* _What to produce_
How many lines in this data contain the string "frac"? Reply with the number only.

-- start of Records provided --

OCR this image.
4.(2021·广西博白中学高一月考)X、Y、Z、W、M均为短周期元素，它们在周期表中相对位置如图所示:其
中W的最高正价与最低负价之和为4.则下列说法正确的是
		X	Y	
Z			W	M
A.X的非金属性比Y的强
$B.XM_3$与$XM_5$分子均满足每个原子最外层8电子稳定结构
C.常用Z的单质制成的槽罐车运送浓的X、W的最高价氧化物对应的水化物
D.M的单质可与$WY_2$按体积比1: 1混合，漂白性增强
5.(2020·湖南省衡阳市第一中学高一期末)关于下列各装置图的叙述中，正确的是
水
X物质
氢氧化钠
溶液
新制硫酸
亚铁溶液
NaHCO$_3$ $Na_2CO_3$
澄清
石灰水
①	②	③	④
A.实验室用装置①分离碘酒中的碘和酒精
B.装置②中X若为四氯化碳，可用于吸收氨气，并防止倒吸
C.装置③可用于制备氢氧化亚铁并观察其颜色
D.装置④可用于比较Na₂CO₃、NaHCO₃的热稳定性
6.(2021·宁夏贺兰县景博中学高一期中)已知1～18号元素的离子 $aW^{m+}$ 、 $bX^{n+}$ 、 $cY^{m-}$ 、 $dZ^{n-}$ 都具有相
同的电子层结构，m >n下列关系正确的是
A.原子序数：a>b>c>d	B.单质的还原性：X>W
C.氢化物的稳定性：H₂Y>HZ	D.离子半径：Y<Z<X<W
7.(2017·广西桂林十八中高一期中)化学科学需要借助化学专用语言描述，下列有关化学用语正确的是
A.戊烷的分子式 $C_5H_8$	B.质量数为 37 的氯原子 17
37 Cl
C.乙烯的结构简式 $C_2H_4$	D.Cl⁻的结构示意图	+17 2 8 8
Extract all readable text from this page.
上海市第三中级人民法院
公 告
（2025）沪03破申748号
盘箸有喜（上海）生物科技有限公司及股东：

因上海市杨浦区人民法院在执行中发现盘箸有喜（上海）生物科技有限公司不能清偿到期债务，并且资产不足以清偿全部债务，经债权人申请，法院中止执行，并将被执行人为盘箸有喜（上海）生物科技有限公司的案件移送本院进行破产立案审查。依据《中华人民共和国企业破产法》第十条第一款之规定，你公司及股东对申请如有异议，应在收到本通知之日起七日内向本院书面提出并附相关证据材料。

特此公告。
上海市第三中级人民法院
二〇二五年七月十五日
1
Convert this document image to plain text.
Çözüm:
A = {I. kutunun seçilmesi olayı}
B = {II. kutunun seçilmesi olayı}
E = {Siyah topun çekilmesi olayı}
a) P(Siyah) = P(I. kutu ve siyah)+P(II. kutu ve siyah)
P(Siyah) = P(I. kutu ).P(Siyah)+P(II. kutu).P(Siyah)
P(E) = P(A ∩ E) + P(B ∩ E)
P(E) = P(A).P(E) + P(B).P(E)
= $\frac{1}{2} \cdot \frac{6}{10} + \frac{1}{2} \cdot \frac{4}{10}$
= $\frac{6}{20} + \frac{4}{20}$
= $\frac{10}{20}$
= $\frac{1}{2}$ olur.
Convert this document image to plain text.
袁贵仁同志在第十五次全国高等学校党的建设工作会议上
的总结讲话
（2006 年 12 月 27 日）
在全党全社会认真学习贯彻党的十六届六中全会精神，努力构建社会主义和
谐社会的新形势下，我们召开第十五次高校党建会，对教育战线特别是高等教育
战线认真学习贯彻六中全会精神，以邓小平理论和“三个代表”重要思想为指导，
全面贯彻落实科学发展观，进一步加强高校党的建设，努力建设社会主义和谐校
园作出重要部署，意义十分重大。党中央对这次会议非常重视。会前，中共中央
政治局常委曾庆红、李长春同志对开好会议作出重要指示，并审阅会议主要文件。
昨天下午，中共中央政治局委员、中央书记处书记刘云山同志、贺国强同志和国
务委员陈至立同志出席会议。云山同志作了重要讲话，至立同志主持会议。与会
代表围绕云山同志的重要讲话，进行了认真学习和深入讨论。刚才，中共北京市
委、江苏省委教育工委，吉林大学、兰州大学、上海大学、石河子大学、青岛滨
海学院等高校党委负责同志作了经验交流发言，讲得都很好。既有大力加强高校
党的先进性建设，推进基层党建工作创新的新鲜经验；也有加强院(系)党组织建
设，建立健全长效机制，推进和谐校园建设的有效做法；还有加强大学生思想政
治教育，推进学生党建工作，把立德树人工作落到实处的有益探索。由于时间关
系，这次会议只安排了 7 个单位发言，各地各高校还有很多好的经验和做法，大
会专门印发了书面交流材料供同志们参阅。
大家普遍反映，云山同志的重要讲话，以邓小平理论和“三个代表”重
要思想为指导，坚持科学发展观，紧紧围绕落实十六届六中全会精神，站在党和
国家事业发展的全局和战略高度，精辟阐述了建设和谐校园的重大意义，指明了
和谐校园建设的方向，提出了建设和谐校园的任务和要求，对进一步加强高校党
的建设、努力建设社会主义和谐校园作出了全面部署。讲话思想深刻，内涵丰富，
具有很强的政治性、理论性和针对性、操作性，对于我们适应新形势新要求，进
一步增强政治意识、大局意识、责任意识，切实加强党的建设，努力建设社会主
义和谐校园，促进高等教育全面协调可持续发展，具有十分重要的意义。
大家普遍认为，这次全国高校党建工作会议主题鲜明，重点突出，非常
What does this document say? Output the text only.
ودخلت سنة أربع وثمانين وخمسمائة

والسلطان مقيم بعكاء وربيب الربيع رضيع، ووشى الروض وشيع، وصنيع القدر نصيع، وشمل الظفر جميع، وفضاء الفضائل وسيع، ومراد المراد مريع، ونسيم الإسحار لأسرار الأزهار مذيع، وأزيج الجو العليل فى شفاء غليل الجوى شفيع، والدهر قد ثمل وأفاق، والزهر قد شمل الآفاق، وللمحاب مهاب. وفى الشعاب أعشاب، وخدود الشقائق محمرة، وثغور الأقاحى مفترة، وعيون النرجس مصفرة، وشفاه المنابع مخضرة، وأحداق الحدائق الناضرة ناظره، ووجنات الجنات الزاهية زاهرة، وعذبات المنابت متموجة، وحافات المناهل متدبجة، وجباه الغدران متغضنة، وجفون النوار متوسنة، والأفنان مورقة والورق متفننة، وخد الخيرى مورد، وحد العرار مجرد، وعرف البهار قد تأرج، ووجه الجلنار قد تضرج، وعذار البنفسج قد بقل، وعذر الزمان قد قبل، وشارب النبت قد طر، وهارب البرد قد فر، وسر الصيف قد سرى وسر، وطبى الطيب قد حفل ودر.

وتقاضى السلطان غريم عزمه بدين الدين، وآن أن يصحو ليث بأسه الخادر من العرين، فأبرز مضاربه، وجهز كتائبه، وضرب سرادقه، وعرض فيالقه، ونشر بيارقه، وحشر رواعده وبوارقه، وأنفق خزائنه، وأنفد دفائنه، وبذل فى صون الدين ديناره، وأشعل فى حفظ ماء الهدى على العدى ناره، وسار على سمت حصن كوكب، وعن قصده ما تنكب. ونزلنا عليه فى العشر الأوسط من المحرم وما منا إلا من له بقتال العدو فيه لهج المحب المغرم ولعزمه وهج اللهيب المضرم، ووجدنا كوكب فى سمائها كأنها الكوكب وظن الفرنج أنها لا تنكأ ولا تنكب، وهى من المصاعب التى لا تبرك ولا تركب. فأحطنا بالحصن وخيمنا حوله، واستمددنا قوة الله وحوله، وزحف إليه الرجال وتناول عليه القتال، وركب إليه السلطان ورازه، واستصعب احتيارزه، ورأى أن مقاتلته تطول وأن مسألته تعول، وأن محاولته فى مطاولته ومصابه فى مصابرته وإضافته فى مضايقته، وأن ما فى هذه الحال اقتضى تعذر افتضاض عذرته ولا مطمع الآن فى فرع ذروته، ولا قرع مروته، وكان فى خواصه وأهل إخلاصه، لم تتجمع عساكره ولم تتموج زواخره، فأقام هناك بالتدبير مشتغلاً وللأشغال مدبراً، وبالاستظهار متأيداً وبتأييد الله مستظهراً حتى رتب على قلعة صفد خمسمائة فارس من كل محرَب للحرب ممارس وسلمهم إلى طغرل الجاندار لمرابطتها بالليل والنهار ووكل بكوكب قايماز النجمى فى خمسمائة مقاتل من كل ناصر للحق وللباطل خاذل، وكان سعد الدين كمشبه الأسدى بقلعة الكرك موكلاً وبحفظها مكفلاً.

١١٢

-- end of Records provided --

* _Full solution_
4